EXCERPTED TEXT:
>> BEGIN
“My friends are always over so I’m not alone. And the TV’s on the second that they leave. Ghosts don’t stand a chance against the radio, that’s why I turn the music up to sleep. Cause there’s no peace in quiet…just footsteps on the stairs. Whispers in the silence, remind me you’re not there…there’s no peace in quiet. Tonight, I’ll lie down knowing you’re not coming home-then I’ll swear I hear you keys outside the door. And I’ll hate myself for checking as if I don’t know that’s it’s just the wind chimes on the neighbors porch. Cause there’s no peace in quiet…just footsteps on the stairs. Whispers in the silence, remind me you’re not there…there’s no peace in quiet. I hear you singing in the shower, I hear you breathing in my bed, but there’s nothing I hear louder than the words I never said. Cause there’s no peace in quiet…just footsteps on the stairs. Whispers in the silence, remind me you’re not there…there’s no peace in quiet.” -No Peace in Quiet, Delta Rae
Kind of crazy that just a paragraph-can contain an entire song, that at this very moment speaks to every feeling I have in my life.
>> END
JOBS:
1. In the song lyrics, what title and performer are named at the end of the quoted passage?
2. Rewrite the part of the listing that opens with its first line and closes with the line containing "- colorbar-segment: [607, 370, 616, 379]", changing every "colorbar-segment" to "scale-segment" and leaving everything else as it is.
The song lyrics and the listing that follows them are unrelated to each other.

Element boundary records:
>> BEGIN
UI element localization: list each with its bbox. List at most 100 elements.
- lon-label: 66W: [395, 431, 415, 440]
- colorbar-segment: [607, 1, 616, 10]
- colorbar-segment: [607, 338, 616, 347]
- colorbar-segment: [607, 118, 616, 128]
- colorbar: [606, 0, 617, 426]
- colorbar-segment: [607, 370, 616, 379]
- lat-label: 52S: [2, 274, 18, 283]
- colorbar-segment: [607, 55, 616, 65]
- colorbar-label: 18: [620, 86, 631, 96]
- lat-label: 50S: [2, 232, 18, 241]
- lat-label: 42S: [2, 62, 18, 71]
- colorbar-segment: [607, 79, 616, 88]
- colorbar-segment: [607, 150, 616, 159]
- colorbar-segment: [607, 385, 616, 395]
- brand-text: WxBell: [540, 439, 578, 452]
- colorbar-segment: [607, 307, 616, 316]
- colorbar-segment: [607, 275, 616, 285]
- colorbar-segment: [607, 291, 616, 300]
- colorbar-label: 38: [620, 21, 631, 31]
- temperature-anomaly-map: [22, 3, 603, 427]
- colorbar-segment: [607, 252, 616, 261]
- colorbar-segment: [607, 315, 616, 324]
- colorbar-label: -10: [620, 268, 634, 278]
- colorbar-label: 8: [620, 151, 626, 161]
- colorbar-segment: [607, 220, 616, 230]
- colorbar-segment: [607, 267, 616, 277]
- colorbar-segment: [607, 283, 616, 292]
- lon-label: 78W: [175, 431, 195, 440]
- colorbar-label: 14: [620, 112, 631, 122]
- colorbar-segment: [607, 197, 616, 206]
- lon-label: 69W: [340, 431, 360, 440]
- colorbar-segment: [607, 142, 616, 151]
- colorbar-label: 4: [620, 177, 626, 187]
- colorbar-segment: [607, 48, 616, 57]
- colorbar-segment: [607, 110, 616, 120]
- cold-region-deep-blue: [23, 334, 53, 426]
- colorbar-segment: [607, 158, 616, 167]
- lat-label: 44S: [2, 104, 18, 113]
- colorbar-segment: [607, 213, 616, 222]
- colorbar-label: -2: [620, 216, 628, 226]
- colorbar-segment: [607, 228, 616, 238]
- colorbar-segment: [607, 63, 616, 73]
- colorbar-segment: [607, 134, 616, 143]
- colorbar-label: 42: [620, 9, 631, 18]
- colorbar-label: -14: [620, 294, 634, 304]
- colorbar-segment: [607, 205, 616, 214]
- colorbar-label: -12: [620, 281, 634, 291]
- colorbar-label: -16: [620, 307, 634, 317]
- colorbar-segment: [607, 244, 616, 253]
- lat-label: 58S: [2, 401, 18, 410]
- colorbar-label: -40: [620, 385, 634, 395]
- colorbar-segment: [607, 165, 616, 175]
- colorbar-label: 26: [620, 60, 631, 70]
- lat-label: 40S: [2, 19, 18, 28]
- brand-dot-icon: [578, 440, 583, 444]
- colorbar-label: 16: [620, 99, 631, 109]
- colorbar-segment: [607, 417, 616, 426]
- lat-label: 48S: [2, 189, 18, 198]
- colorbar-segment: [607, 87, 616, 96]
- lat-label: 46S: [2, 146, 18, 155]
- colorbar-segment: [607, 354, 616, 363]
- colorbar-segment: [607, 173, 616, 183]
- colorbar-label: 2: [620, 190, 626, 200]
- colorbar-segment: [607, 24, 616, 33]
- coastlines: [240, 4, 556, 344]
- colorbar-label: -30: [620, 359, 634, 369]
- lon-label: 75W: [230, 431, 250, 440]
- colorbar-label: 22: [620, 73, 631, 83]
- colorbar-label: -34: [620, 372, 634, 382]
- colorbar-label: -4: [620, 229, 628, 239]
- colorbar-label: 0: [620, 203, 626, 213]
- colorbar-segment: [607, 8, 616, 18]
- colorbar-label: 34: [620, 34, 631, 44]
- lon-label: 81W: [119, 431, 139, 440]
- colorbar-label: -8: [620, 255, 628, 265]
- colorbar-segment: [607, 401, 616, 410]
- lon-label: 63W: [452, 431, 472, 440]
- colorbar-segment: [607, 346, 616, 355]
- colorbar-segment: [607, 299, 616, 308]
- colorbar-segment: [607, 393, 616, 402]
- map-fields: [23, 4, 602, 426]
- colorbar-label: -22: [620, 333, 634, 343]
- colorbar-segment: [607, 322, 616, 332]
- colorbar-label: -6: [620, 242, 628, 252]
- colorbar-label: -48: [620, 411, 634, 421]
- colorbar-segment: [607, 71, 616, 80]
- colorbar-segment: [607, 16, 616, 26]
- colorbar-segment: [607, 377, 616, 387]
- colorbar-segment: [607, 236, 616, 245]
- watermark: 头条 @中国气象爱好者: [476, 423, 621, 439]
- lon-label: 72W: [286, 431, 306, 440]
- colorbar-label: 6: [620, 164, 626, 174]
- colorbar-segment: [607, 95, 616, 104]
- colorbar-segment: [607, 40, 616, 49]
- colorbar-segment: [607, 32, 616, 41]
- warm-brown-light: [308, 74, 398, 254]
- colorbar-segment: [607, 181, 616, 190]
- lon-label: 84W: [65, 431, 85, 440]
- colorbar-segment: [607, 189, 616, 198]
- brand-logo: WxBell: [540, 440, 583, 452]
>> END
EXPECTED RESPONSES:
1. "No Peace in Quiet" by Delta Rae.

2.
UI element localization: list each with its bbox. List at most 100 elements.
- lon-label: 66W: [395, 431, 415, 440]
- scale-segment: [607, 1, 616, 10]
- scale-segment: [607, 338, 616, 347]
- scale-segment: [607, 118, 616, 128]
- colorbar: [606, 0, 617, 426]
- scale-segment: [607, 370, 616, 379]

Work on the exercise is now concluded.